-- BEGIN STORED DATA --

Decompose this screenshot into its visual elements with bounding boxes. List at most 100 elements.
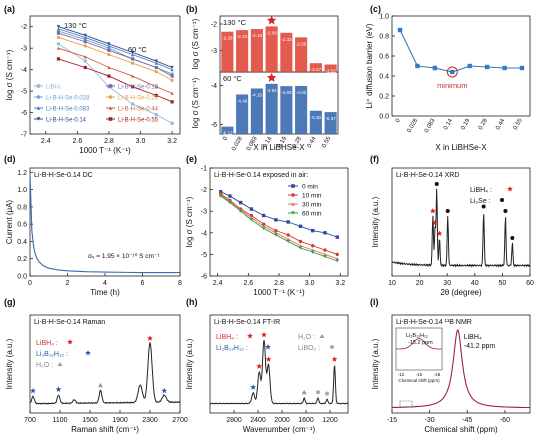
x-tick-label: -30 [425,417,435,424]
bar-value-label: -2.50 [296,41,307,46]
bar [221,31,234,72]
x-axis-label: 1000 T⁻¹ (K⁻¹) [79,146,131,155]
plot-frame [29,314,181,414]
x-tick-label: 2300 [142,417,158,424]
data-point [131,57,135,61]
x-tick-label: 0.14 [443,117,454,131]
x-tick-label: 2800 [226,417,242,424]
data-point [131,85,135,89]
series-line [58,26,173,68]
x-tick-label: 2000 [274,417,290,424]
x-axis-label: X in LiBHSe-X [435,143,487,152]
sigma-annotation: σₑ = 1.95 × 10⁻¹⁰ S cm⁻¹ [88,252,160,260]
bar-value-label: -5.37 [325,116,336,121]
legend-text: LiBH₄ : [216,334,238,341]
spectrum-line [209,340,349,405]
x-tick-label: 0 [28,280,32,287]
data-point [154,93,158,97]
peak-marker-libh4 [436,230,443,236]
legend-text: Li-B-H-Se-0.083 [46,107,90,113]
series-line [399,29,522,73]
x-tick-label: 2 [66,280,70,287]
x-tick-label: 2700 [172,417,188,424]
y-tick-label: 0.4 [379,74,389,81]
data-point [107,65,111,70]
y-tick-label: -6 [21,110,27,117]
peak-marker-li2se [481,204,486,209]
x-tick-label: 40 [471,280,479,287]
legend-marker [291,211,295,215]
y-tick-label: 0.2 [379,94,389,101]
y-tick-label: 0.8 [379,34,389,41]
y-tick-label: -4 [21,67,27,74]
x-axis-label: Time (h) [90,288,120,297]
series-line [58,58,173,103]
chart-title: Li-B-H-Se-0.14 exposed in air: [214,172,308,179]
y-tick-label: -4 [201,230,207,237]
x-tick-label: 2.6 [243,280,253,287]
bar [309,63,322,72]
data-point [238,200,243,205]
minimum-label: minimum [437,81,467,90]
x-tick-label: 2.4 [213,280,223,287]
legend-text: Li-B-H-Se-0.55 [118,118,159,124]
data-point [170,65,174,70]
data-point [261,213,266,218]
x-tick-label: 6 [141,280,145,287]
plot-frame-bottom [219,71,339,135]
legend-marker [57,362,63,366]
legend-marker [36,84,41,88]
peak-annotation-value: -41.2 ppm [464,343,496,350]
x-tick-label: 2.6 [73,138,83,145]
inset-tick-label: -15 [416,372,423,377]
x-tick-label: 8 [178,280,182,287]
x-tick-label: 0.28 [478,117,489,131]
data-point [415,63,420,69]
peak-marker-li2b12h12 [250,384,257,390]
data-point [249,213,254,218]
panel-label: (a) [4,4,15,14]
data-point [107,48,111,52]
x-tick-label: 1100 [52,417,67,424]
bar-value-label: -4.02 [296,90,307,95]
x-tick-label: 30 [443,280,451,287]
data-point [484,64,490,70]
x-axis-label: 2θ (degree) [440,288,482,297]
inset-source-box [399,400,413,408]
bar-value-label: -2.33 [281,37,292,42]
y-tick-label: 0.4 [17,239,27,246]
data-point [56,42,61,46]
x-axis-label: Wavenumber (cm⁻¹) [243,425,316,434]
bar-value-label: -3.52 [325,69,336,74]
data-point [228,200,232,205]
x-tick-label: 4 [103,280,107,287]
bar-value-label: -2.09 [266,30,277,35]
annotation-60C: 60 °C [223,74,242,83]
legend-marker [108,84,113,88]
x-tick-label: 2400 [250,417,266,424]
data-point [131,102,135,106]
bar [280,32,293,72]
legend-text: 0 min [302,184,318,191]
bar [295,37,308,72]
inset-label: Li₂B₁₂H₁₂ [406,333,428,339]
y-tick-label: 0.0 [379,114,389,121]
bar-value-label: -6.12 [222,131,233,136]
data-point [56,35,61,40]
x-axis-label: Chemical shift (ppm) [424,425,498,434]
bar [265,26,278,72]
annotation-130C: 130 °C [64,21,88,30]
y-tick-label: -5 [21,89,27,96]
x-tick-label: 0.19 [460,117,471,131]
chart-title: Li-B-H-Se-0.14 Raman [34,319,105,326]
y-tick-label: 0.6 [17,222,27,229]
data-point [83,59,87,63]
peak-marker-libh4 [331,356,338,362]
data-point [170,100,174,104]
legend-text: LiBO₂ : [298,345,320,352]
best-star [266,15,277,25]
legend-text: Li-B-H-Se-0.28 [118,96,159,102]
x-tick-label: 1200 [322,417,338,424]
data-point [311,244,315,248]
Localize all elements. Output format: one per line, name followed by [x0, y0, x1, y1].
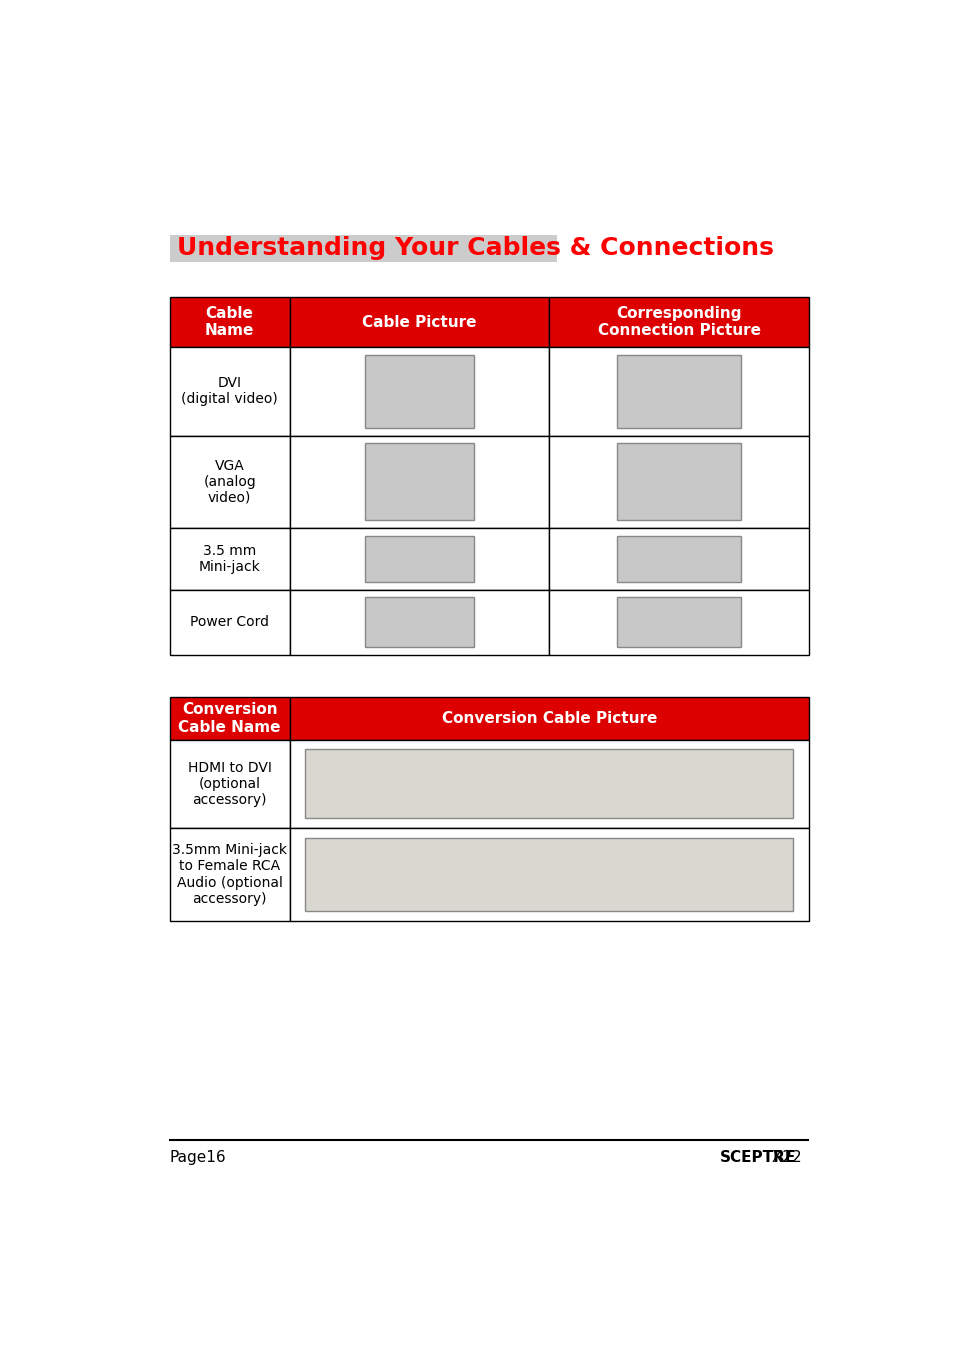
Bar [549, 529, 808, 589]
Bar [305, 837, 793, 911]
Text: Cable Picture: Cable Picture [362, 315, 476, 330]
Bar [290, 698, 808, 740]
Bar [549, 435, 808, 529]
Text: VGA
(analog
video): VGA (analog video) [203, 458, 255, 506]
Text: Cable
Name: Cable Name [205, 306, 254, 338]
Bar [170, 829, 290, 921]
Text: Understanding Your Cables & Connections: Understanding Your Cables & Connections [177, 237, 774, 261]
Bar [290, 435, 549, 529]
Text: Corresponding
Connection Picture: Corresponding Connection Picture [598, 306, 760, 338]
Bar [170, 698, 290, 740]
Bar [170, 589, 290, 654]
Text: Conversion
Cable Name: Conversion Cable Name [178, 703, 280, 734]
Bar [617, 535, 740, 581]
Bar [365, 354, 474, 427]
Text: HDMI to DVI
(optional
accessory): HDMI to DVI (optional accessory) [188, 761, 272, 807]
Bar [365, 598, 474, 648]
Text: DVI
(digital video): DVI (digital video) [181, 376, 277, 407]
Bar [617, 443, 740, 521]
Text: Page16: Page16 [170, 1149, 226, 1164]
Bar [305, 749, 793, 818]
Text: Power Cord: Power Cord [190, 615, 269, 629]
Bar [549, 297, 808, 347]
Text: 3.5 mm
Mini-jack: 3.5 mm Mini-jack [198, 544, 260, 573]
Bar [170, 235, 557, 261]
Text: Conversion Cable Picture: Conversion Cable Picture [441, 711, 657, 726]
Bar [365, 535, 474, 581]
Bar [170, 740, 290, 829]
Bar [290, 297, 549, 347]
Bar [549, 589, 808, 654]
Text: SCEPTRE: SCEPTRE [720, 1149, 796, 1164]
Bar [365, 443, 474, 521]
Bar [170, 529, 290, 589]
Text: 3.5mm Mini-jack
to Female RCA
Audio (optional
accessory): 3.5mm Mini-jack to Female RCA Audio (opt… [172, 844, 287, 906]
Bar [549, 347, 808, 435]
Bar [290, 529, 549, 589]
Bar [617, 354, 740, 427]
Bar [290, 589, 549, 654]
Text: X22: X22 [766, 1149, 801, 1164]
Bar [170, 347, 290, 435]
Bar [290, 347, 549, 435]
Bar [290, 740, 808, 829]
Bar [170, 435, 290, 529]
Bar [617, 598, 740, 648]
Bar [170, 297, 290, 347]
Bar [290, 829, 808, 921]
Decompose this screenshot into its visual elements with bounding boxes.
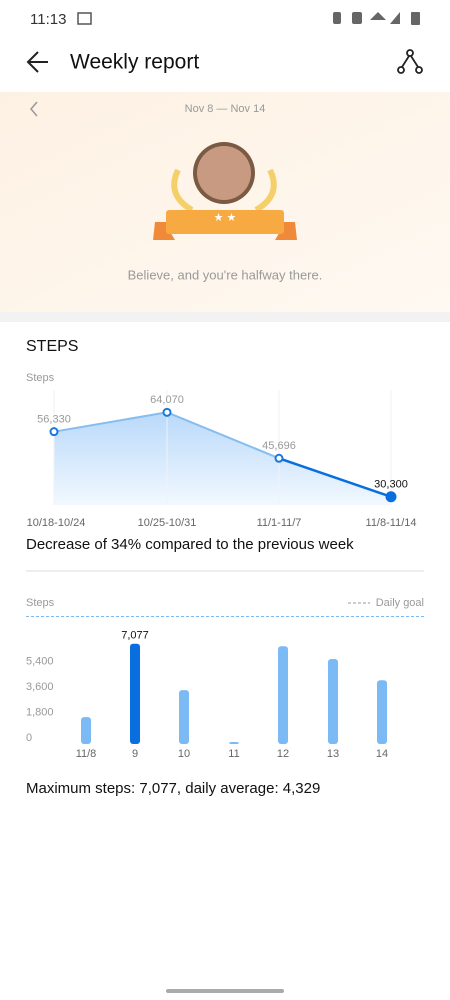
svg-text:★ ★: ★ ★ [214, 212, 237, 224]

-- END STORED DATA --

- EXERCISE BRIEF: Repeat only the lines from the one containing "x-tick-label: -30 [425,417,435,424]" through the one containing "x-axis-label: X in LiBHSe-X [435,143,487,152]", both included, swapping "series-line" for "trend-line" and leaving everything else unchanged.

- EXPECTED ANSWER:
x-tick-label: -30 [425,417,435,424]
bar-value-label: -2.50 [296,41,307,46]
bar [221,31,234,72]
x-axis-label: 1000 T⁻¹ (K⁻¹) [79,146,131,155]
plot-frame [29,314,181,414]
x-tick-label: 2300 [142,417,158,424]
data-point [131,57,135,61]
x-tick-label: 0.14 [443,117,454,131]
x-tick-label: 2800 [226,417,242,424]
data-point [131,85,135,89]
trend-line [58,26,173,68]
x-tick-label: 2000 [274,417,290,424]
x-axis-label: X in LiBHSe-X [435,143,487,152]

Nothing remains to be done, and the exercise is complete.